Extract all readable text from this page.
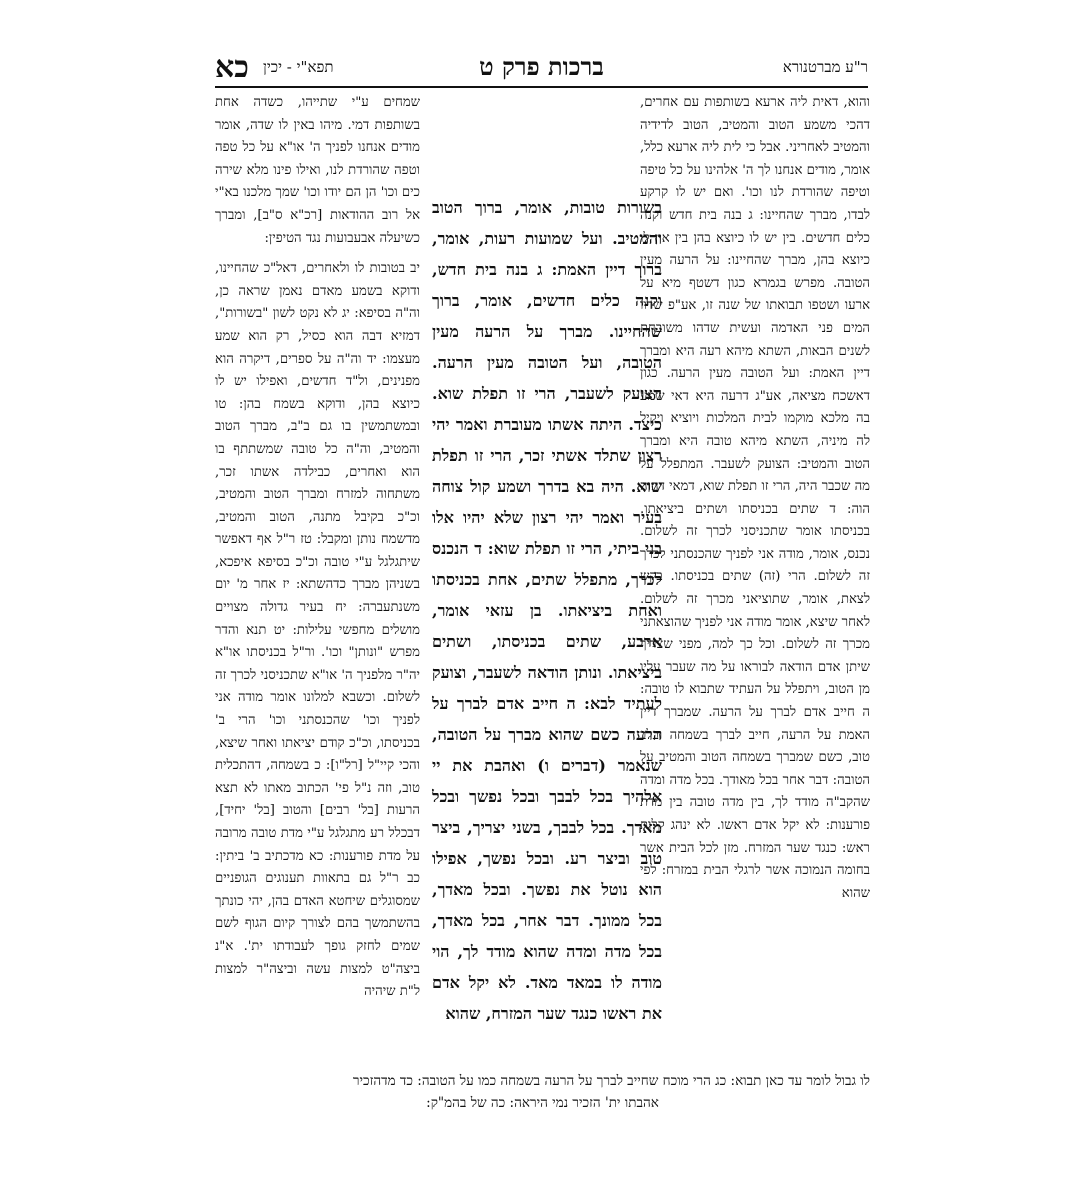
ר"ע מברטנורא
ברכות פרק ט
תפא"י - יכין
כא
והוא, דאית ליה ארעא בשותפות עם אחרים, דהכי משמע הטוב והמטיב, הטוב לדידיה והמטיב לאחריני. אבל כי לית ליה ארעא כלל, אומר, מודים אנחנו לך ה' אלהינו על כל טיפה וטיפה שהורדת לנו וכו'. ואם יש לו קרקע לבדו, מברך שהחיינו: ג בנה בית חדש וקנה כלים חדשים. בין יש לו כיוצא בהן בין אין לו כיוצא בהן, מברך שהחיינו: על הרעה מעין הטובה. מפרש בגמרא כגון דשטף מיא על ארעו ושטפו תבואתו של שנה זו, אע"פ שרוו המים פני האדמה ועשית שדהו משובחת לשנים הבאות, השתא מיהא רעה היא ומברך דיין האמת: ועל הטובה מעין הרעה. כגון דאשכח מציאה, אע"ג דרעה היא דאי שמע בה מלכא מוקמו לבית המלכות ויוציא ויקיל לה מיניה, השתא מיהא טובה היא ומברך הטוב והמטיב: הצועק לשעבר. המתפלל על מה שכבר היה, הרי זו תפלת שוא, דמאי דהוה הוה: ד שתים בכניסתו ושתים ביציאתו. בכניסתו אומר שתכניסני לכרך זה לשלום. נכנס, אומר, מודה אני לפניך שהכנסתני לכרך זה לשלום. הרי (זה) שתים בכניסתו. בקש לצאת, אומר, שתוציאני מכרך זה לשלום. לאחר שיצא, אומר מודה אני לפניך שהוצאתני מכרך זה לשלום. וכל כך למה, מפני שצריך שיתן אדם הודאה לבוראו על מה שעבר עליו מן הטוב, ויתפלל על העתיד שתבוא לו טובה: ה חייב אדם לברך על הרעה. שמברך דיין האמת על הרעה, חייב לברך בשמחה ובלב טוב, כשם שמברך בשמחה הטוב והמטיב על הטובה: דבר אחר בכל מאודך. בכל מדה ומדה שהקב"ה מודד לך, בין מדה טובה בין מדת פורענות: לא יקל אדם ראשו. לא ינהג קלות ראש: כנגד שער המזרח. מזן לכל הבית אשר בחומה הנמוכה אשר לרגלי הבית במזרח: לפי שהוא
בשורות טובות, אומר, ברוך הטוב והמטיב. ועל שמועות רעות, אומר, ברוך דיין האמת: ג בנה בית חדש, וקנה כלים חדשים, אומר, ברוך שהחיינו. מברך על הרעה מעין הטובה, ועל הטובה מעין הרעה. הצועק לשעבר, הרי זו תפלת שוא. כיצד. היתה אשתו מעוברת ואמר יהי רצון שתלד אשתי זכר, הרי זו תפלת שוא. היה בא בדרך ושמע קול צוחה בעיר ואמר יהי רצון שלא יהיו אלו בני ביתי, הרי זו תפלת שוא: ד הנכנס לכרך, מתפלל שתים, אחת בכניסתו ואחת ביציאתו. בן עזאי אומר, ארבע, שתים בכניסתו, ושתים ביציאתו. ונותן הודאה לשעבר, וצועק לעתיד לבא: ה חייב אדם לברך על הרעה כשם שהוא מברך על הטובה, שנאמר (דברים ו) ואהבת את יי אלהיך בכל לבבך ובכל נפשך ובכל מאדך. בכל לבבך, בשני יצריך, ביצר טוב וביצר רע. ובכל נפשך, אפילו הוא נוטל את נפשך. ובכל מאדך, בכל ממונך. דבר אחר, בכל מאדך, בכל מדה ומדה שהוא מודד לך, הוי מודה לו במאד מאד. לא יקל אדם את ראשו כנגד שער המזרח, שהוא
שמחים ע"י שתייהו, כשדה אחת בשותפות דמי. מיהו באין לו שדה, אומר מודים אנחנו לפניך ה' או"א על כל טפה וטפה שהורדת לנו, ואילו פינו מלא שירה כים וכו' הן הם יודו וכו' שמך מלכנו בא"י אל רוב ההודאות [רכ"א ס"ב], ומברך כשיעלה אבעבועות נגד הטיפין:
יב בטובות לו ולאחרים, דאל"כ שהחיינו, ודוקא בשמע מאדם נאמן שראה כן, וה"ה בסיפא: יג לא נקט לשון "בשורות", דמזיא דבה הוא כסיל, רק הוא שמע מעצמו: יד וה"ה על ספרים, דיקרה הוא מפנינים, ול"ד חדשים, ואפילו יש לו כיוצא בהן, ודוקא בשמח בהן: טו ובמשתמשין בו גם ב"ב, מברך הטוב והמטיב, וה"ה כל טובה שמשתתף בו הוא ואחרים, כבילדה אשתו זכר, משתחוה למזרח ומברך הטוב והמטיב, וכ"כ בקיבל מתנה, הטוב והמטיב, מדשמח נותן ומקבל: טז ר"ל אף דאפשר שיתגלגל ע"י טובה וכ"כ בסיפא איפכא, בשניהן מברך כדהשתא: יז אחר מ' יום משנתעברה: יח בעיר גדולה מצויים מושלים מחפשי עלילות: יט תנא והדר מפרש "ונותן" וכו'. ור"ל בכניסתו או"א יה"ר מלפניך ה' או"א שתכניסני לכרך זה לשלום. וכשבא למלונו אומר מודה אני לפניך וכו' שהכנסתני וכו' הרי ב' בכניסתו, וכ"כ קודם יציאתו ואחר שיצא, והכי קיי"ל [רל"ו]: כ בשמחה, דהתכלית טוב, וזה נ"ל פי' הכתוב מאתו לא תצא הרעות [בל' רבים] והטוב [בל' יחיד], דבכלל רע מתגלגל ע"י מדת טובה מרובה על מדת פורענות: כא מדכתיב ב' ביתין: כב ר"ל גם בתאוות תענוגים הגופניים שמסוגלים שיחטא האדם בהן, יהי כונתך בהשתמשך בהם לצורך קיום הגוף לשם שמים לחזק גופך לעבודתו ית'. א"נ ביצה"ט למצות עשה וביצה"ר למצות ל"ת שיהיה
לו גבול לומר עד כאן תבוא: כג הרי מוכח שחייב לברך על הרעה בשמחה כמו על הטובה: כד מדהזכיר
אהבתו ית' הזכיר נמי היראה: כה של בהמ"ק:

INSTRUCTION: Print the listing above in full, exactly as written. Omit any pictures.

ANSWER TO THE EXERCISE:
Extract all readable text from this page.
ר"ע מברטנורא
ברכות פרק ט
תפא"י - יכין
כא
והוא, דאית ליה ארעא בשותפות עם אחרים, דהכי משמע הטוב והמטיב, הטוב לדידיה והמטיב לאחריני. אבל כי לית ליה ארעא כלל, אומר, מודים אנחנו לך ה' אלהינו על כל טיפה וטיפה שהורדת לנו וכו'. ואם יש לו קרקע לבדו, מברך שהחיינו: ג בנה בית חדש וקנה כלים חדשים. בין יש לו כיוצא בהן בין אין לו כיוצא בהן, מברך שהחיינו: על הרעה מעין הטובה. מפרש בגמרא כגון דשטף מיא על ארעו ושטפו תבואתו של שנה זו, אע"פ שרוו המים פני האדמה ועשית שדהו משובחת לשנים הבאות, השתא מיהא רעה היא ומברך דיין האמת: ועל הטובה מעין הרעה. כגון דאשכח מציאה, אע"ג דרעה היא דאי שמע בה מלכא מוקמו לבית המלכות ויוציא ויקיל לה מיניה, השתא מיהא טובה היא ומברך הטוב והמטיב: הצועק לשעבר. המתפלל על מה שכבר היה, הרי זו תפלת שוא, דמאי דהוה הוה: ד שתים בכניסתו ושתים ביציאתו. בכניסתו אומר שתכניסני לכרך זה לשלום. נכנס, אומר, מודה אני לפניך שהכנסתני לכרך זה לשלום. הרי (זה) שתים בכניסתו. בקש לצאת, אומר, שתוציאני מכרך זה לשלום. לאחר שיצא, אומר מודה אני לפניך שהוצאתני מכרך זה לשלום. וכל כך למה, מפני שצריך שיתן אדם הודאה לבוראו על מה שעבר עליו מן הטוב, ויתפלל על העתיד שתבוא לו טובה: ה חייב אדם לברך על הרעה. שמברך דיין האמת על הרעה, חייב לברך בשמחה ובלב טוב, כשם שמברך בשמחה הטוב והמטיב על הטובה: דבר אחר בכל מאודך. בכל מדה ומדה שהקב"ה מודד לך, בין מדה טובה בין מדת פורענות: לא יקל אדם ראשו. לא ינהג קלות ראש: כנגד שער המזרח. מזן לכל הבית אשר בחומה הנמוכה אשר לרגלי הבית במזרח: לפי שהוא
בשורות טובות, אומר, ברוך הטוב והמטיב. ועל שמועות רעות, אומר, ברוך דיין האמת: ג בנה בית חדש, וקנה כלים חדשים, אומר, ברוך שהחיינו. מברך על הרעה מעין הטובה, ועל הטובה מעין הרעה. הצועק לשעבר, הרי זו תפלת שוא. כיצד. היתה אשתו מעוברת ואמר יהי רצון שתלד אשתי זכר, הרי זו תפלת שוא. היה בא בדרך ושמע קול צוחה בעיר ואמר יהי רצון שלא יהיו אלו בני ביתי, הרי זו תפלת שוא: ד הנכנס לכרך, מתפלל שתים, אחת בכניסתו ואחת ביציאתו. בן עזאי אומר, ארבע, שתים בכניסתו, ושתים ביציאתו. ונותן הודאה לשעבר, וצועק לעתיד לבא: ה חייב אדם לברך על הרעה כשם שהוא מברך על הטובה, שנאמר (דברים ו) ואהבת את יי אלהיך בכל לבבך ובכל נפשך ובכל מאדך. בכל לבבך, בשני יצריך, ביצר טוב וביצר רע. ובכל נפשך, אפילו הוא נוטל את נפשך. ובכל מאדך, בכל ממונך. דבר אחר, בכל מאדך, בכל מדה ומדה שהוא מודד לך, הוי מודה לו במאד מאד. לא יקל אדם את ראשו כנגד שער המזרח, שהוא
שמחים ע"י שתייהו, כשדה אחת בשותפות דמי. מיהו באין לו שדה, אומר מודים אנחנו לפניך ה' או"א על כל טפה וטפה שהורדת לנו, ואילו פינו מלא שירה כים וכו' הן הם יודו וכו' שמך מלכנו בא"י אל רוב ההודאות [רכ"א ס"ב], ומברך כשיעלה אבעבועות נגד הטיפין:
יב בטובות לו ולאחרים, דאל"כ שהחיינו, ודוקא בשמע מאדם נאמן שראה כן, וה"ה בסיפא: יג לא נקט לשון "בשורות", דמזיא דבה הוא כסיל, רק הוא שמע מעצמו: יד וה"ה על ספרים, דיקרה הוא מפנינים, ול"ד חדשים, ואפילו יש לו כיוצא בהן, ודוקא בשמח בהן: טו ובמשתמשין בו גם ב"ב, מברך הטוב והמטיב, וה"ה כל טובה שמשתתף בו הוא ואחרים, כבילדה אשתו זכר, משתחוה למזרח ומברך הטוב והמטיב, וכ"כ בקיבל מתנה, הטוב והמטיב, מדשמח נותן ומקבל: טז ר"ל אף דאפשר שיתגלגל ע"י טובה וכ"כ בסיפא איפכא, בשניהן מברך כדהשתא: יז אחר מ' יום משנתעברה: יח בעיר גדולה מצויים מושלים מחפשי עלילות: יט תנא והדר מפרש "ונותן" וכו'. ור"ל בכניסתו או"א יה"ר מלפניך ה' או"א שתכניסני לכרך זה לשלום. וכשבא למלונו אומר מודה אני לפניך וכו' שהכנסתני וכו' הרי ב' בכניסתו, וכ"כ קודם יציאתו ואחר שיצא, והכי קיי"ל [רל"ו]: כ בשמחה, דהתכלית טוב, וזה נ"ל פי' הכתוב מאתו לא תצא הרעות [בל' רבים] והטוב [בל' יחיד], דבכלל רע מתגלגל ע"י מדת טובה מרובה על מדת פורענות: כא מדכתיב ב' ביתין: כב ר"ל גם בתאוות תענוגים הגופניים שמסוגלים שיחטא האדם בהן, יהי כונתך בהשתמשך בהם לצורך קיום הגוף לשם שמים לחזק גופך לעבודתו ית'. א"נ ביצה"ט למצות עשה וביצה"ר למצות ל"ת שיהיה
לו גבול לומר עד כאן תבוא: כג הרי מוכח שחייב לברך על הרעה בשמחה כמו על הטובה: כד מדהזכיר
אהבתו ית' הזכיר נמי היראה: כה של בהמ"ק:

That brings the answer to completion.